# SHORT TASK
Reproduce each line of the material precisely.

========

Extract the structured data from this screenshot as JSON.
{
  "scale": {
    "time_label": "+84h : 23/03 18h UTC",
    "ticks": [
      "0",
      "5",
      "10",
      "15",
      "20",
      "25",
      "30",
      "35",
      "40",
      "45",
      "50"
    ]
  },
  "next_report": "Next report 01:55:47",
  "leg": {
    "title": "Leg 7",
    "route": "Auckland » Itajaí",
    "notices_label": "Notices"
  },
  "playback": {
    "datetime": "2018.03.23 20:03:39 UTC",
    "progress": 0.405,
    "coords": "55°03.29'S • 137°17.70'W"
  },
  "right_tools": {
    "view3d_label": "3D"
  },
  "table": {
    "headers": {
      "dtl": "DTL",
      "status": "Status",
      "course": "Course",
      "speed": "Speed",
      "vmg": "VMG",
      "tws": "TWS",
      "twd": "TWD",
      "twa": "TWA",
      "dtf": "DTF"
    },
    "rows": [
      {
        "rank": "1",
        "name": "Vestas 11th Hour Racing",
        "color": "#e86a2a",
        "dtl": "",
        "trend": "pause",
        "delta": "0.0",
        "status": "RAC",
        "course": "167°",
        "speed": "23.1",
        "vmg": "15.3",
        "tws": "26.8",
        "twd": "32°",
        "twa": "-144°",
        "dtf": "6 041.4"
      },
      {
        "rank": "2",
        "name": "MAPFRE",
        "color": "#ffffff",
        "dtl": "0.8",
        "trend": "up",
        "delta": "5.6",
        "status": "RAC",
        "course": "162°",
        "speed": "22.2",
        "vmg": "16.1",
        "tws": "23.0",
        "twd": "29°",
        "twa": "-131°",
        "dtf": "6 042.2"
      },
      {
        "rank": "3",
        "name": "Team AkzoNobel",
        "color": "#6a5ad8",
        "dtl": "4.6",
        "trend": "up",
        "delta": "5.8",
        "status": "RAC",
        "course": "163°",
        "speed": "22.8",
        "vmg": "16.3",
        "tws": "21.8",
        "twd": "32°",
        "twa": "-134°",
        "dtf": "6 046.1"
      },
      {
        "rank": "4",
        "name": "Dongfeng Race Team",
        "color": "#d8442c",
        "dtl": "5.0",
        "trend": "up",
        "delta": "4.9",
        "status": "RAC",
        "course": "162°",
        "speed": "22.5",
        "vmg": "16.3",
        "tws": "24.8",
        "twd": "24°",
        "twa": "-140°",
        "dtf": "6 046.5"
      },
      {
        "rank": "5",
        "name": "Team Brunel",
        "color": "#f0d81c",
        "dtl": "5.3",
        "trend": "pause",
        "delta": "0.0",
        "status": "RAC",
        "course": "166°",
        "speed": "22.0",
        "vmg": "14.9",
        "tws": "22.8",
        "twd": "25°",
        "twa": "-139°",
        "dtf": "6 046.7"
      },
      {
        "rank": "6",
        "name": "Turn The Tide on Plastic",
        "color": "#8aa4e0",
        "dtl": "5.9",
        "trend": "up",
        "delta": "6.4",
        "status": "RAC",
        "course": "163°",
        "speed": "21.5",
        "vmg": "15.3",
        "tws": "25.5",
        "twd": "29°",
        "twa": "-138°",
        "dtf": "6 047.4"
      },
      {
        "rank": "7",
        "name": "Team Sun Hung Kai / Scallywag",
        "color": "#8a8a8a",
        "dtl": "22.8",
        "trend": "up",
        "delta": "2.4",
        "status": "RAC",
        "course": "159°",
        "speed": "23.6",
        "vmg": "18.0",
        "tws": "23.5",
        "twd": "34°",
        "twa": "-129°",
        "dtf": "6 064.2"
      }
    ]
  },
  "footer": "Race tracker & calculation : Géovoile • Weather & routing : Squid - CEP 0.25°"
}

========

# FULL ANSWER
Extract the structured data from this screenshot as JSON.
{
  "scale": {
    "time_label": "+84h : 23/03 18h UTC",
    "ticks": [
      "0",
      "5",
      "10",
      "15",
      "20",
      "25",
      "30",
      "35",
      "40",
      "45",
      "50"
    ]
  },
  "next_report": "Next report 01:55:47",
  "leg": {
    "title": "Leg 7",
    "route": "Auckland » Itajaí",
    "notices_label": "Notices"
  },
  "playback": {
    "datetime": "2018.03.23 20:03:39 UTC",
    "progress": 0.405,
    "coords": "55°03.29'S • 137°17.70'W"
  },
  "right_tools": {
    "view3d_label": "3D"
  },
  "table": {
    "headers": {
      "dtl": "DTL",
      "status": "Status",
      "course": "Course",
      "speed": "Speed",
      "vmg": "VMG",
      "tws": "TWS",
      "twd": "TWD",
      "twa": "TWA",
      "dtf": "DTF"
    },
    "rows": [
      {
        "rank": "1",
        "name": "Vestas 11th Hour Racing",
        "color": "#e86a2a",
        "dtl": "",
        "trend": "pause",
        "delta": "0.0",
        "status": "RAC",
        "course": "167°",
        "speed": "23.1",
        "vmg": "15.3",
        "tws": "26.8",
        "twd": "32°",
        "twa": "-144°",
        "dtf": "6 041.4"
      },
      {
        "rank": "2",
        "name": "MAPFRE",
        "color": "#ffffff",
        "dtl": "0.8",
        "trend": "up",
        "delta": "5.6",
        "status": "RAC",
        "course": "162°",
        "speed": "22.2",
        "vmg": "16.1",
        "tws": "23.0",
        "twd": "29°",
        "twa": "-131°",
        "dtf": "6 042.2"
      },
      {
        "rank": "3",
        "name": "Team AkzoNobel",
        "color": "#6a5ad8",
        "dtl": "4.6",
        "trend": "up",
        "delta": "5.8",
        "status": "RAC",
        "course": "163°",
        "speed": "22.8",
        "vmg": "16.3",
        "tws": "21.8",
        "twd": "32°",
        "twa": "-134°",
        "dtf": "6 046.1"
      },
      {
        "rank": "4",
        "name": "Dongfeng Race Team",
        "color": "#d8442c",
        "dtl": "5.0",
        "trend": "up",
        "delta": "4.9",
        "status": "RAC",
        "course": "162°",
        "speed": "22.5",
        "vmg": "16.3",
        "tws": "24.8",
        "twd": "24°",
        "twa": "-140°",
        "dtf": "6 046.5"
      },
      {
        "rank": "5",
        "name": "Team Brunel",
        "color": "#f0d81c",
        "dtl": "5.3",
        "trend": "pause",
        "delta": "0.0",
        "status": "RAC",
        "course": "166°",
        "speed": "22.0",
        "vmg": "14.9",
        "tws": "22.8",
        "twd": "25°",
        "twa": "-139°",
        "dtf": "6 046.7"
      },
      {
        "rank": "6",
        "name": "Turn The Tide on Plastic",
        "color": "#8aa4e0",
        "dtl": "5.9",
        "trend": "up",
        "delta": "6.4",
        "status": "RAC",
        "course": "163°",
        "speed": "21.5",
        "vmg": "15.3",
        "tws": "25.5",
        "twd": "29°",
        "twa": "-138°",
        "dtf": "6 047.4"
      },
      {
        "rank": "7",
        "name": "Team Sun Hung Kai / Scallywag",
        "color": "#8a8a8a",
        "dtl": "22.8",
        "trend": "up",
        "delta": "2.4",
        "status": "RAC",
        "course": "159°",
        "speed": "23.6",
        "vmg": "18.0",
        "tws": "23.5",
        "twd": "34°",
        "twa": "-129°",
        "dtf": "6 064.2"
      }
    ]
  },
  "footer": "Race tracker & calculation : Géovoile • Weather & routing : Squid - CEP 0.25°"
}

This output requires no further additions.